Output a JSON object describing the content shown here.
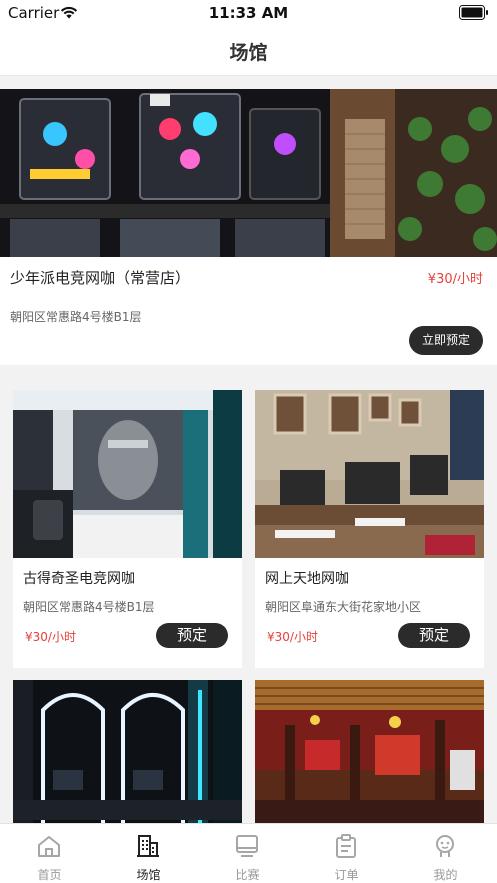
{
  "status_bar": {
    "carrier": "Carrier",
    "time": "11:33 AM"
  },
  "header": {
    "title": "场馆"
  },
  "featured": {
    "name": "少年派电竞网咖（常营店）",
    "price": "¥30/小时",
    "address": "朝阳区常惠路4号楼B1层",
    "book_label": "立即预定"
  },
  "venues": [
    {
      "name": "古得奇圣电竞网咖",
      "address": "朝阳区常惠路4号楼B1层",
      "price": "¥30/小时",
      "book_label": "预定"
    },
    {
      "name": "网上天地网咖",
      "address": "朝阳区阜通东大街花家地小区",
      "price": "¥30/小时",
      "book_label": "预定"
    },
    {
      "name": "",
      "address": "",
      "price": "",
      "book_label": ""
    },
    {
      "name": "",
      "address": "",
      "price": "",
      "book_label": ""
    }
  ],
  "tabs": [
    {
      "label": "首页",
      "icon": "home-icon"
    },
    {
      "label": "场馆",
      "icon": "building-icon",
      "active": true
    },
    {
      "label": "比赛",
      "icon": "monitor-icon"
    },
    {
      "label": "订单",
      "icon": "clipboard-icon"
    },
    {
      "label": "我的",
      "icon": "person-icon"
    }
  ],
  "colors": {
    "price": "#e5403a",
    "button": "#2b2b2b",
    "background": "#f2f2f2"
  }
}
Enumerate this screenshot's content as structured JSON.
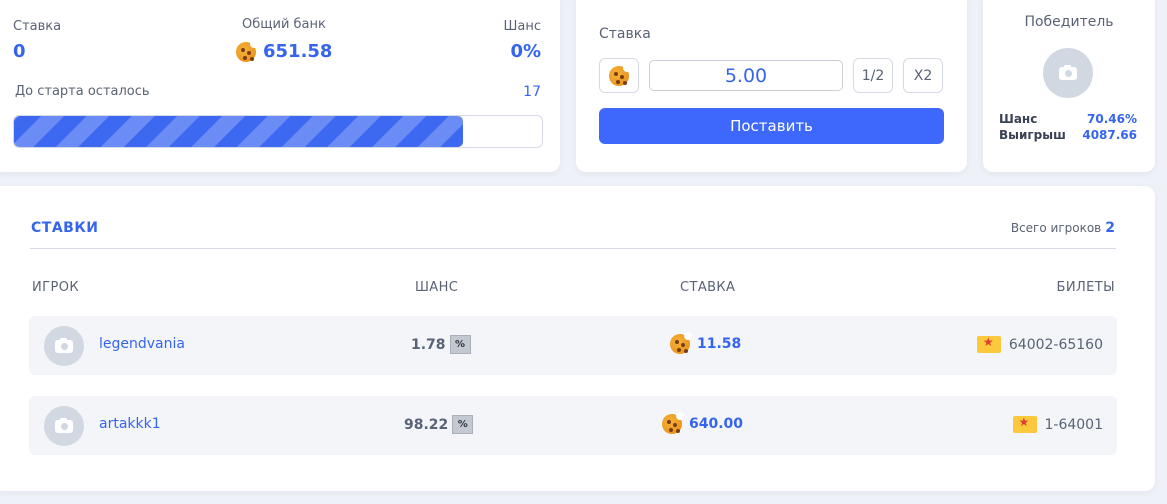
{
  "stats": {
    "bet_label": "Ставка",
    "bet_value": "0",
    "bank_label": "Общий банк",
    "bank_value": "651.58",
    "chance_label": "Шанс",
    "chance_value": "0%",
    "countdown_label": "До старта осталось",
    "countdown_value": "17",
    "progress_fraction": 0.85
  },
  "bet": {
    "label": "Ставка",
    "amount": "5.00",
    "half_label": "1/2",
    "double_label": "X2",
    "submit_label": "Поставить"
  },
  "winner": {
    "title": "Победитель",
    "chance_label": "Шанс",
    "chance_value": "70.46%",
    "win_label": "Выигрыш",
    "win_value": "4087.66"
  },
  "bets": {
    "title": "СТАВКИ",
    "total_label": "Всего игроков",
    "total_value": "2",
    "headers": {
      "player": "ИГРОК",
      "chance": "ШАНС",
      "stake": "СТАВКА",
      "tickets": "БИЛЕТЫ"
    },
    "pct_symbol": "%",
    "rows": [
      {
        "player": "legendvania",
        "chance": "1.78",
        "stake": "11.58",
        "tickets": "64002-65160"
      },
      {
        "player": "artakkk1",
        "chance": "98.22",
        "stake": "640.00",
        "tickets": "1-64001"
      }
    ]
  },
  "colors": {
    "accent": "#3565ee",
    "button": "#3d68fb",
    "background": "#eef1f7"
  }
}
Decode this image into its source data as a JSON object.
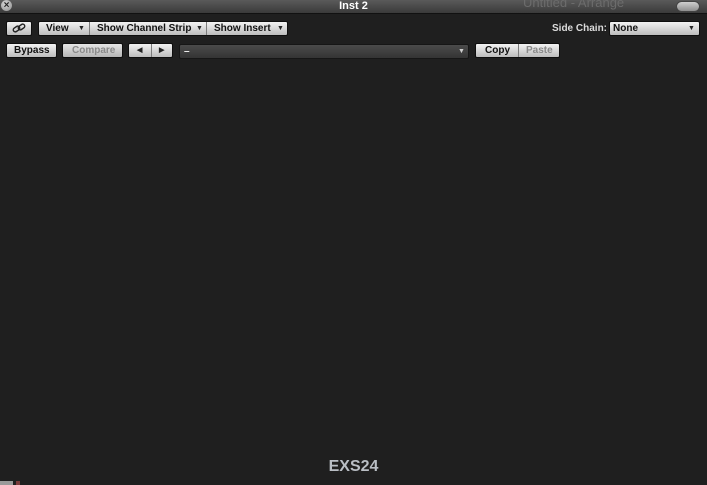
{
  "window": {
    "title": "Inst 2",
    "background_window_title": "Untitled - Arrange"
  },
  "toolbar": {
    "link_icon": "link-icon",
    "view_label": "View",
    "show_channel_strip_label": "Show Channel Strip",
    "show_insert_label": "Show Insert",
    "side_chain_label": "Side Chain:",
    "side_chain_value": "None"
  },
  "controls": {
    "bypass_label": "Bypass",
    "compare_label": "Compare",
    "prev_icon": "triangle-left-icon",
    "next_icon": "triangle-right-icon",
    "preset_value": "–",
    "copy_label": "Copy",
    "paste_label": "Paste"
  },
  "plugin": {
    "name": "EXS24"
  },
  "colors": {
    "window_bg": "#1f1f1f",
    "button_light": "#f2f2f2",
    "footer_text": "#b9bec4"
  }
}
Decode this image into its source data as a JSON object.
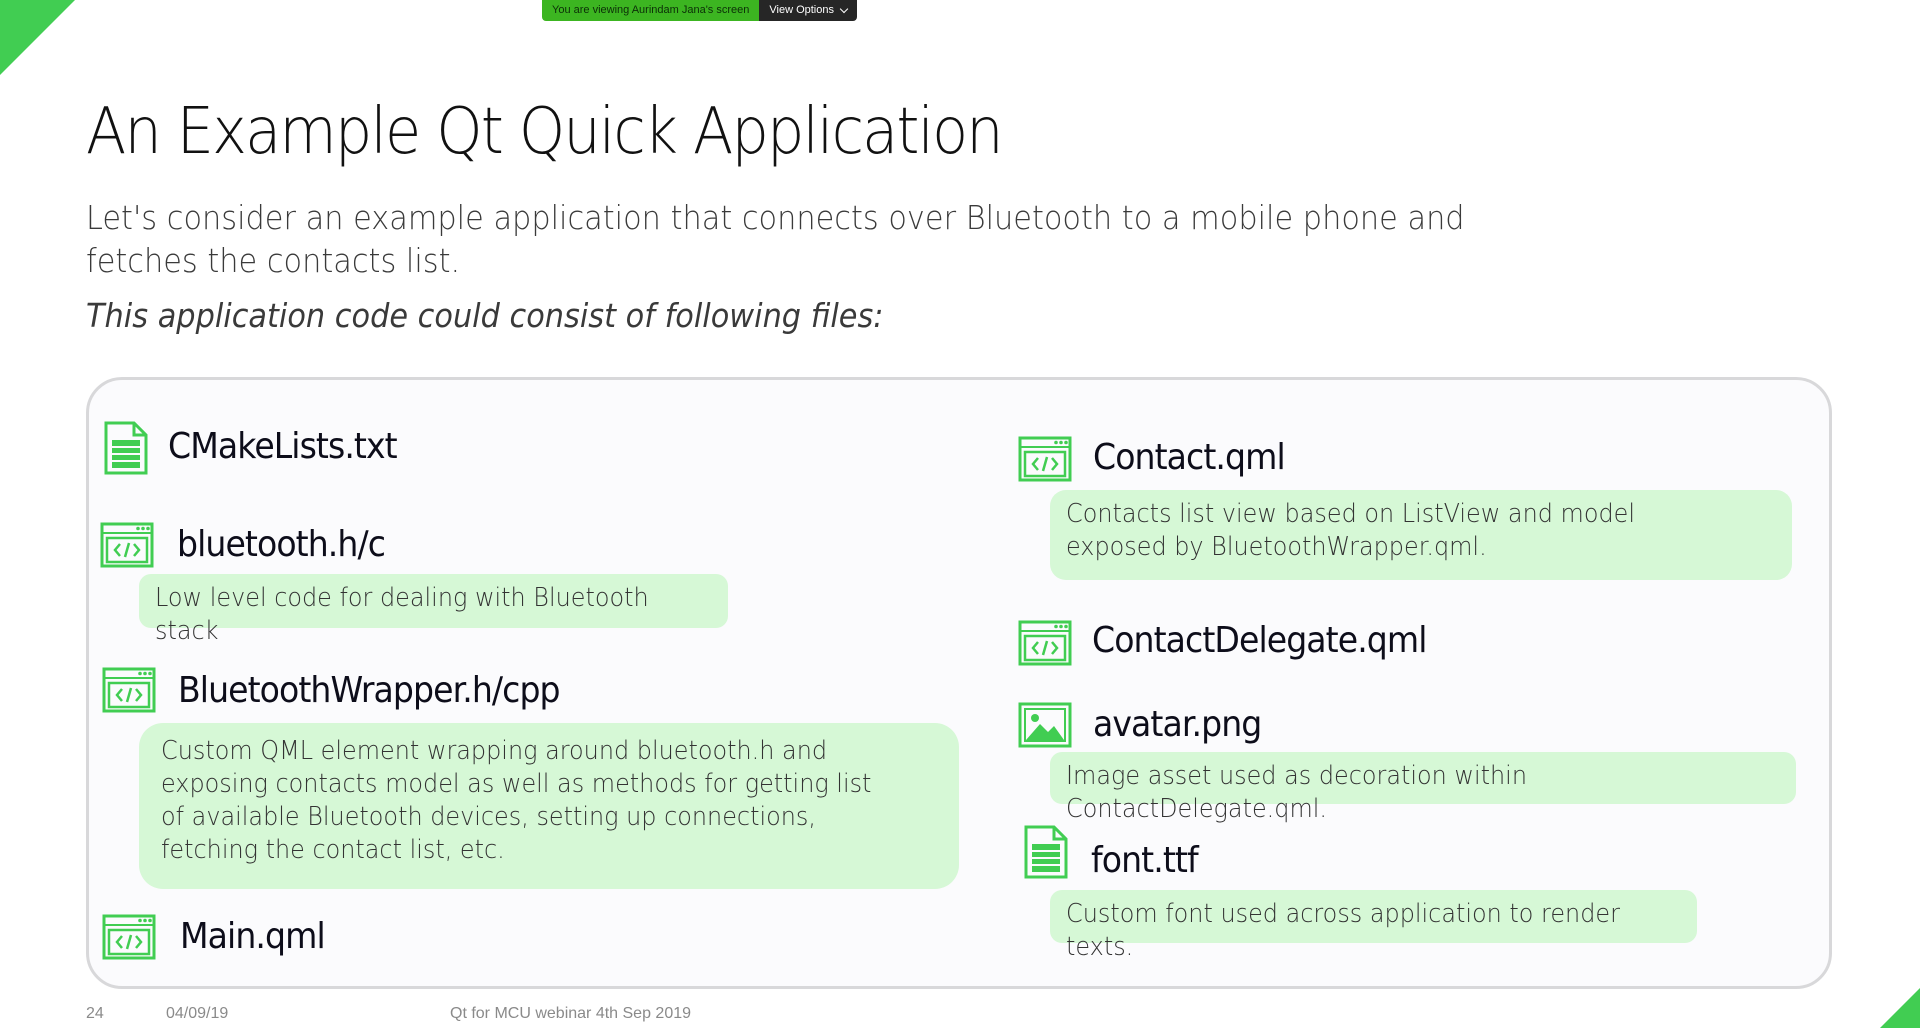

------------------------------------------------------------------------

In the records above, collect each line with "player".

      "player": "ИГРОК",
        "player": "legendvania",
        "player": "artakkk1",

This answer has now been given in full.